_Stored rows_
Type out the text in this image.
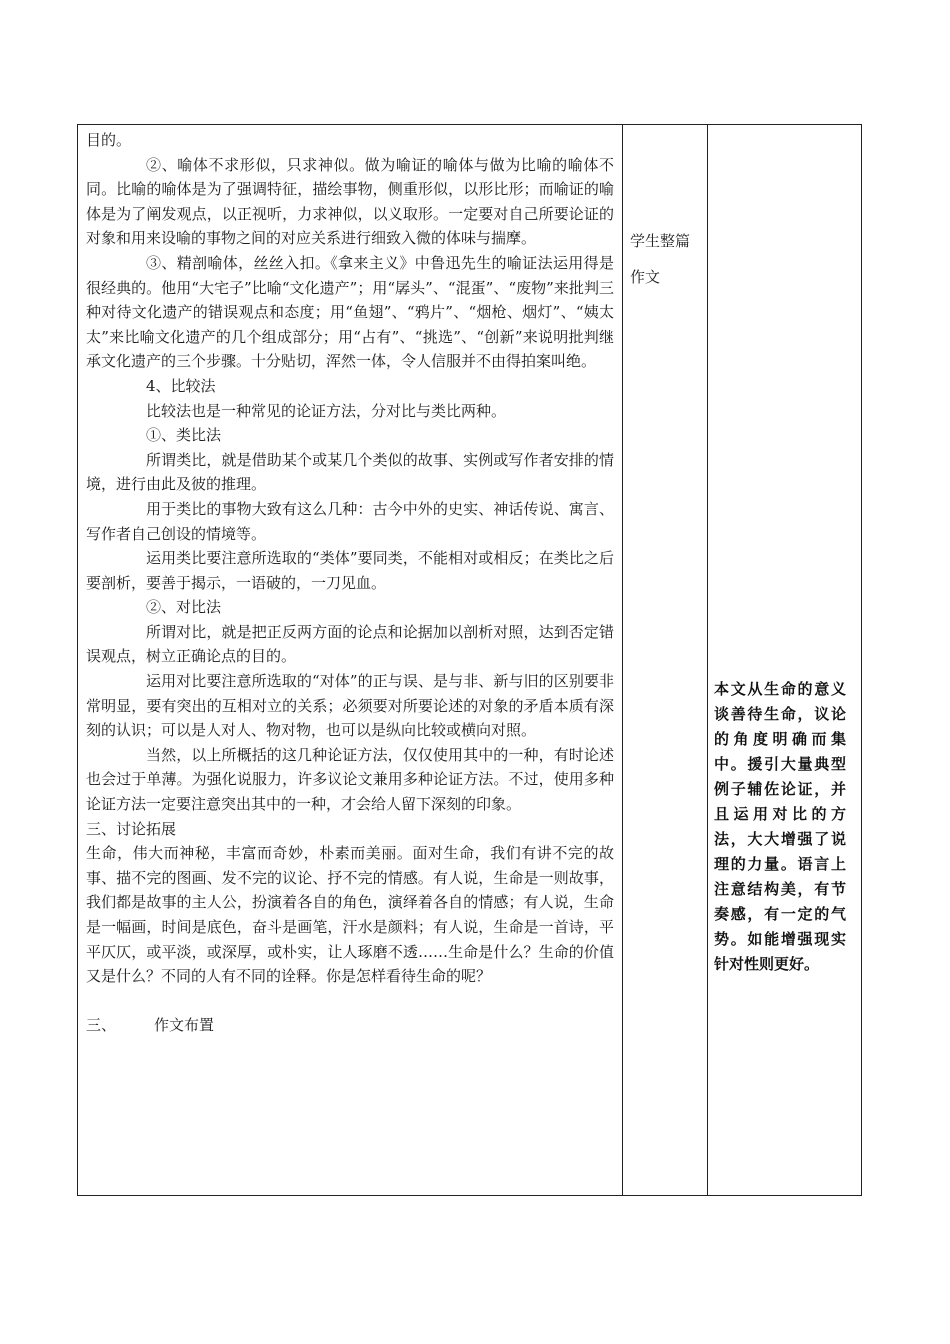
目的。

②、喻体不求形似，只求神似。做为喻证的喻体与做为比喻的喻体不同。比喻的喻体是为了强调特征，描绘事物，侧重形似，以形比形；而喻证的喻体是为了阐发观点，以正视听，力求神似，以义取形。一定要对自己所要论证的对象和用来设喻的事物之间的对应关系进行细致入微的体味与揣摩。

③、精剖喻体，丝丝入扣。《拿来主义》中鲁迅先生的喻证法运用得是很经典的。他用“大宅子”比喻“文化遗产”；用“孱头”、“混蛋”、“废物”来批判三种对待文化遗产的错误观点和态度；用“鱼翅”、“鸦片”、“烟枪、烟灯”、“姨太太”来比喻文化遗产的几个组成部分；用“占有”、“挑选”、“创新”来说明批判继承文化遗产的三个步骤。十分贴切，浑然一体，令人信服并不由得拍案叫绝。

4、比较法

比较法也是一种常见的论证方法，分对比与类比两种。

①、类比法

所谓类比，就是借助某个或某几个类似的故事、实例或写作者安排的情境，进行由此及彼的推理。

用于类比的事物大致有这么几种：古今中外的史实、神话传说、寓言、写作者自己创设的情境等。

运用类比要注意所选取的“类体”要同类，不能相对或相反；在类比之后要剖析，要善于揭示，一语破的，一刀见血。

②、对比法

所谓对比，就是把正反两方面的论点和论据加以剖析对照，达到否定错误观点，树立正确论点的目的。

运用对比要注意所选取的“对体”的正与误、是与非、新与旧的区别要非常明显，要有突出的互相对立的关系；必须要对所要论述的对象的矛盾本质有深刻的认识；可以是人对人、物对物，也可以是纵向比较或横向对照。

当然，以上所概括的这几种论证方法，仅仅使用其中的一种，有时论述也会过于单薄。为强化说服力，许多议论文兼用多种论证方法。不过，使用多种论证方法一定要注意突出其中的一种，才会给人留下深刻的印象。

三、讨论拓展

生命，伟大而神秘，丰富而奇妙，朴素而美丽。面对生命，我们有讲不完的故事、描不完的图画、发不完的议论、抒不完的情感。有人说，生命是一则故事，我们都是故事的主人公，扮演着各自的角色，演绎着各自的情感；有人说，生命是一幅画，时间是底色，奋斗是画笔，汗水是颜料；有人说，生命是一首诗，平平仄仄，或平淡，或深厚，或朴实，让人琢磨不透……生命是什么？生命的价值又是什么？不同的人有不同的诠释。你是怎样看待生命的呢？

三、	作文布置
学生整篇
作文
本文从生命的意义谈善待生命，议论的角度明确而集中。援引大量典型例子辅佐论证，并且运用对比的方法，大大增强了说理的力量。语言上注意结构美，有节奏感，有一定的气势。如能增强现实针对性则更好。
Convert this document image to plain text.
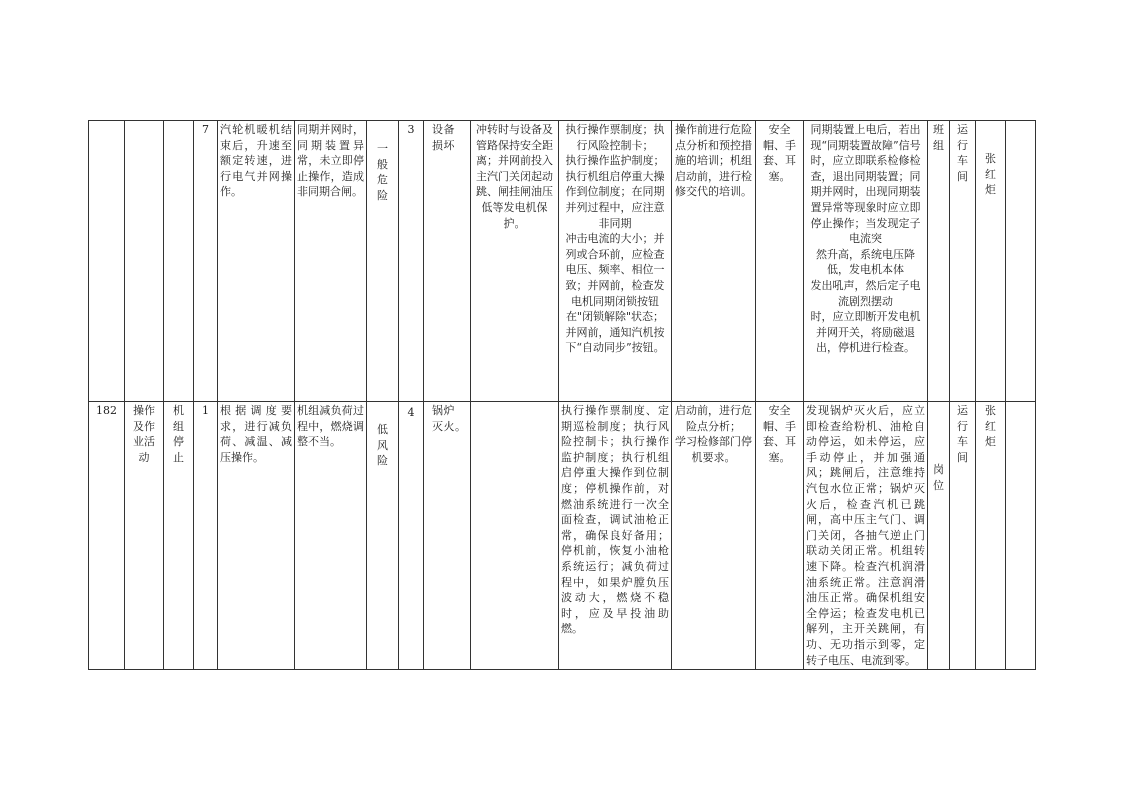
			7	汽轮机暖机结束后，升速至额定转速，进行电气并网操作。	同期并网时，同期装置异常，未立即停止操作，造成非同期合闸。	一
般
危
险	3	设备
损坏	冲转时与设备及管路保持安全距离；并网前投入主汽门关闭起动跳、闸挂闸油压低等发电机保护。	执行操作票制度；执行风险控制卡；
执行操作监护制度；执行机组启停重大操作到位制度；在同期并列过程中，应注意非同期
冲击电流的大小；并列或合环前，应检查电压、频率、相位一致；并网前，检查发电机同期闭锁按钮在"闭锁解除"状态；并网前，通知汽机按下“自动同步”按钮。	操作前进行危险点分析和预控措施的培训；机组启动前，进行检修交代的培训。	安全帽、手套、耳塞。	同期装置上电后，若出现“同期装置故障”信号时，应立即联系检修检查，退出同期装置；同期并网时，出现同期装置异常等现象时应立即停止操作；当发现定子电流突
然升高，系统电压降低，发电机本体
发出吼声，然后定子电流剧烈摆动
时，应立即断开发电机并网开关，将励磁退出，停机进行检查。	班
组	运
行
车
间	张
红
炬	
182	操作
及作
业活
动	机
组
停
止	1	根据调度要求，进行减负荷、减温、减压操作。	机组减负荷过程中，燃烧调整不当。	低
风
险	4	锅炉
灭火。		执行操作票制度、定期巡检制度；执行风险控制卡；执行操作监护制度；执行机组启停重大操作到位制度；停机操作前，对燃油系统进行一次全面检查，调试油枪正常，确保良好备用；停机前，恢复小油枪系统运行；减负荷过程中，如果炉膛负压波动大，燃烧不稳时，应及早投油助燃。	启动前，进行危险点分析；
学习检修部门停机要求。	安全帽、手套、耳塞。	发现锅炉灭火后，应立即检查给粉机、油枪自动停运，如未停运，应手动停止，并加强通风；跳闸后，注意维持汽包水位正常；锅炉灭火后，检查汽机已跳闸，高中压主气门、调门关闭，各抽气逆止门联动关闭正常。机组转速下降。检查汽机润滑油系统正常。注意润滑油压正常。确保机组安全停运；检查发电机已解列，主开关跳闸，有功、无功指示到零，定转子电压、电流到零。	岗
位	运
行
车
间	张
红
炬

_Given request_
Leave the pictures out, and transcribe each of the records exactly.

_The result_
Type out the text in this image.
目的。

②、喻体不求形似，只求神似。做为喻证的喻体与做为比喻的喻体不同。比喻的喻体是为了强调特征，描绘事物，侧重形似，以形比形；而喻证的喻体是为了阐发观点，以正视听，力求神似，以义取形。一定要对自己所要论证的对象和用来设喻的事物之间的对应关系进行细致入微的体味与揣摩。

③、精剖喻体，丝丝入扣。《拿来主义》中鲁迅先生的喻证法运用得是很经典的。他用“大宅子”比喻“文化遗产”；用“孱头”、“混蛋”、“废物”来批判三种对待文化遗产的错误观点和态度；用“鱼翅”、“鸦片”、“烟枪、烟灯”、“姨太太”来比喻文化遗产的几个组成部分；用“占有”、“挑选”、“创新”来说明批判继承文化遗产的三个步骤。十分贴切，浑然一体，令人信服并不由得拍案叫绝。

4、比较法

比较法也是一种常见的论证方法，分对比与类比两种。

①、类比法

所谓类比，就是借助某个或某几个类似的故事、实例或写作者安排的情境，进行由此及彼的推理。

用于类比的事物大致有这么几种：古今中外的史实、神话传说、寓言、写作者自己创设的情境等。

运用类比要注意所选取的“类体”要同类，不能相对或相反；在类比之后要剖析，要善于揭示，一语破的，一刀见血。

②、对比法

所谓对比，就是把正反两方面的论点和论据加以剖析对照，达到否定错误观点，树立正确论点的目的。

运用对比要注意所选取的“对体”的正与误、是与非、新与旧的区别要非常明显，要有突出的互相对立的关系；必须要对所要论述的对象的矛盾本质有深刻的认识；可以是人对人、物对物，也可以是纵向比较或横向对照。

当然，以上所概括的这几种论证方法，仅仅使用其中的一种，有时论述也会过于单薄。为强化说服力，许多议论文兼用多种论证方法。不过，使用多种论证方法一定要注意突出其中的一种，才会给人留下深刻的印象。

三、讨论拓展

生命，伟大而神秘，丰富而奇妙，朴素而美丽。面对生命，我们有讲不完的故事、描不完的图画、发不完的议论、抒不完的情感。有人说，生命是一则故事，我们都是故事的主人公，扮演着各自的角色，演绎着各自的情感；有人说，生命是一幅画，时间是底色，奋斗是画笔，汗水是颜料；有人说，生命是一首诗，平平仄仄，或平淡，或深厚，或朴实，让人琢磨不透……生命是什么？生命的价值又是什么？不同的人有不同的诠释。你是怎样看待生命的呢？

三、	作文布置
学生整篇
作文
本文从生命的意义谈善待生命，议论的角度明确而集中。援引大量典型例子辅佐论证，并且运用对比的方法，大大增强了说理的力量。语言上注意结构美，有节奏感，有一定的气势。如能增强现实针对性则更好。
Convert this document image to plain text.
			7	汽轮机暖机结束后，升速至额定转速，进行电气并网操作。	同期并网时，同期装置异常，未立即停止操作，造成非同期合闸。	一
般
危
险	3	设备
损坏	冲转时与设备及管路保持安全距离；并网前投入主汽门关闭起动跳、闸挂闸油压低等发电机保护。	执行操作票制度；执行风险控制卡；
执行操作监护制度；执行机组启停重大操作到位制度；在同期并列过程中，应注意非同期
冲击电流的大小；并列或合环前，应检查电压、频率、相位一致；并网前，检查发电机同期闭锁按钮在"闭锁解除"状态；并网前，通知汽机按下“自动同步”按钮。	操作前进行危险点分析和预控措施的培训；机组启动前，进行检修交代的培训。	安全帽、手套、耳塞。	同期装置上电后，若出现“同期装置故障”信号时，应立即联系检修检查，退出同期装置；同期并网时，出现同期装置异常等现象时应立即停止操作；当发现定子电流突
然升高，系统电压降低，发电机本体
发出吼声，然后定子电流剧烈摆动
时，应立即断开发电机并网开关，将励磁退出，停机进行检查。	班
组	运
行
车
间	张
红
炬	
182	操作
及作
业活
动	机
组
停
止	1	根据调度要求，进行减负荷、减温、减压操作。	机组减负荷过程中，燃烧调整不当。	低
风
险	4	锅炉
灭火。		执行操作票制度、定期巡检制度；执行风险控制卡；执行操作监护制度；执行机组启停重大操作到位制度；停机操作前，对燃油系统进行一次全面检查，调试油枪正常，确保良好备用；停机前，恢复小油枪系统运行；减负荷过程中，如果炉膛负压波动大，燃烧不稳时，应及早投油助燃。	启动前，进行危险点分析；
学习检修部门停机要求。	安全帽、手套、耳塞。	发现锅炉灭火后，应立即检查给粉机、油枪自动停运，如未停运，应手动停止，并加强通风；跳闸后，注意维持汽包水位正常；锅炉灭火后，检查汽机已跳闸，高中压主气门、调门关闭，各抽气逆止门联动关闭正常。机组转速下降。检查汽机润滑油系统正常。注意润滑油压正常。确保机组安全停运；检查发电机已解列，主开关跳闸，有功、无功指示到零，定转子电压、电流到零。	岗
位	运
行
车
间	张
红
炬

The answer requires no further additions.